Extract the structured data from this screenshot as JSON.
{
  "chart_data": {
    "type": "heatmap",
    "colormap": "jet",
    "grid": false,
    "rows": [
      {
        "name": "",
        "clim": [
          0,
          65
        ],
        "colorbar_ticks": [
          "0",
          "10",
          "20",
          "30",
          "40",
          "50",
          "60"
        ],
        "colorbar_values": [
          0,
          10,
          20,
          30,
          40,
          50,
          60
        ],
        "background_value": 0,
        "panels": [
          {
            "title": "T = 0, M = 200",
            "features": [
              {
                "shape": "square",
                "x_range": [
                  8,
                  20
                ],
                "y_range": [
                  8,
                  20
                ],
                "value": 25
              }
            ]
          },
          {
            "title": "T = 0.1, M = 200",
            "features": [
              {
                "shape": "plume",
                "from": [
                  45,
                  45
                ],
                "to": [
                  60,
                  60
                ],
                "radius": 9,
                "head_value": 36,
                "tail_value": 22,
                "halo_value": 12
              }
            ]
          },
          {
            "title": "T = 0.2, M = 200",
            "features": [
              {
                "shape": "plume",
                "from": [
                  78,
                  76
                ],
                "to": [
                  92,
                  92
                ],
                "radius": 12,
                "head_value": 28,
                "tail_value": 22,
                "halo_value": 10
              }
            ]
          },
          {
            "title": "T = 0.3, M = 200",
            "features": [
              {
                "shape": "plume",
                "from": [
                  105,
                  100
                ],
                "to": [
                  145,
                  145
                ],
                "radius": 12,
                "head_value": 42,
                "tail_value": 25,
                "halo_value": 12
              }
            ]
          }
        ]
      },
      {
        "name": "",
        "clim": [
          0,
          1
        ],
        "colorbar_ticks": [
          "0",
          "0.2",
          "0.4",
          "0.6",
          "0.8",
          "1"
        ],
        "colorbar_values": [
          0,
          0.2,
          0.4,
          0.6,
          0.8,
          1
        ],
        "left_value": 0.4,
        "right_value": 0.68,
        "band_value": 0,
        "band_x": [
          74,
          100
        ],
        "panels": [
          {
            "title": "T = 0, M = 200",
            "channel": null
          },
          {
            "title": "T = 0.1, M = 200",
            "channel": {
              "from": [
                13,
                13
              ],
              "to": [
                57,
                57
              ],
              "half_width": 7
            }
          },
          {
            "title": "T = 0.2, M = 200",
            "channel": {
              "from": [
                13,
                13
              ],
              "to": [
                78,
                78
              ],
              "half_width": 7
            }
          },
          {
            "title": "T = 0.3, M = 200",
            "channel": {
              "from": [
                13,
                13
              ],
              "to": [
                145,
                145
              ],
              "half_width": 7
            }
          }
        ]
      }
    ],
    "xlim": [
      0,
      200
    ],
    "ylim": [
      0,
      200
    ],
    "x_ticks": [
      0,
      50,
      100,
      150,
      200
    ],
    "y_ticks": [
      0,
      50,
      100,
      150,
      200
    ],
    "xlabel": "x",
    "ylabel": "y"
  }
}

▸ **TASK PROMPT**: Please repeat the listing above in full and exactly.

▸ **PROBLEM SOLUTION**:
Extract the structured data from this screenshot as JSON.
{
  "chart_data": {
    "type": "heatmap",
    "colormap": "jet",
    "grid": false,
    "rows": [
      {
        "name": "",
        "clim": [
          0,
          65
        ],
        "colorbar_ticks": [
          "0",
          "10",
          "20",
          "30",
          "40",
          "50",
          "60"
        ],
        "colorbar_values": [
          0,
          10,
          20,
          30,
          40,
          50,
          60
        ],
        "background_value": 0,
        "panels": [
          {
            "title": "T = 0, M = 200",
            "features": [
              {
                "shape": "square",
                "x_range": [
                  8,
                  20
                ],
                "y_range": [
                  8,
                  20
                ],
                "value": 25
              }
            ]
          },
          {
            "title": "T = 0.1, M = 200",
            "features": [
              {
                "shape": "plume",
                "from": [
                  45,
                  45
                ],
                "to": [
                  60,
                  60
                ],
                "radius": 9,
                "head_value": 36,
                "tail_value": 22,
                "halo_value": 12
              }
            ]
          },
          {
            "title": "T = 0.2, M = 200",
            "features": [
              {
                "shape": "plume",
                "from": [
                  78,
                  76
                ],
                "to": [
                  92,
                  92
                ],
                "radius": 12,
                "head_value": 28,
                "tail_value": 22,
                "halo_value": 10
              }
            ]
          },
          {
            "title": "T = 0.3, M = 200",
            "features": [
              {
                "shape": "plume",
                "from": [
                  105,
                  100
                ],
                "to": [
                  145,
                  145
                ],
                "radius": 12,
                "head_value": 42,
                "tail_value": 25,
                "halo_value": 12
              }
            ]
          }
        ]
      },
      {
        "name": "",
        "clim": [
          0,
          1
        ],
        "colorbar_ticks": [
          "0",
          "0.2",
          "0.4",
          "0.6",
          "0.8",
          "1"
        ],
        "colorbar_values": [
          0,
          0.2,
          0.4,
          0.6,
          0.8,
          1
        ],
        "left_value": 0.4,
        "right_value": 0.68,
        "band_value": 0,
        "band_x": [
          74,
          100
        ],
        "panels": [
          {
            "title": "T = 0, M = 200",
            "channel": null
          },
          {
            "title": "T = 0.1, M = 200",
            "channel": {
              "from": [
                13,
                13
              ],
              "to": [
                57,
                57
              ],
              "half_width": 7
            }
          },
          {
            "title": "T = 0.2, M = 200",
            "channel": {
              "from": [
                13,
                13
              ],
              "to": [
                78,
                78
              ],
              "half_width": 7
            }
          },
          {
            "title": "T = 0.3, M = 200",
            "channel": {
              "from": [
                13,
                13
              ],
              "to": [
                145,
                145
              ],
              "half_width": 7
            }
          }
        ]
      }
    ],
    "xlim": [
      0,
      200
    ],
    "ylim": [
      0,
      200
    ],
    "x_ticks": [
      0,
      50,
      100,
      150,
      200
    ],
    "y_ticks": [
      0,
      50,
      100,
      150,
      200
    ],
    "xlabel": "x",
    "ylabel": "y"
  }
}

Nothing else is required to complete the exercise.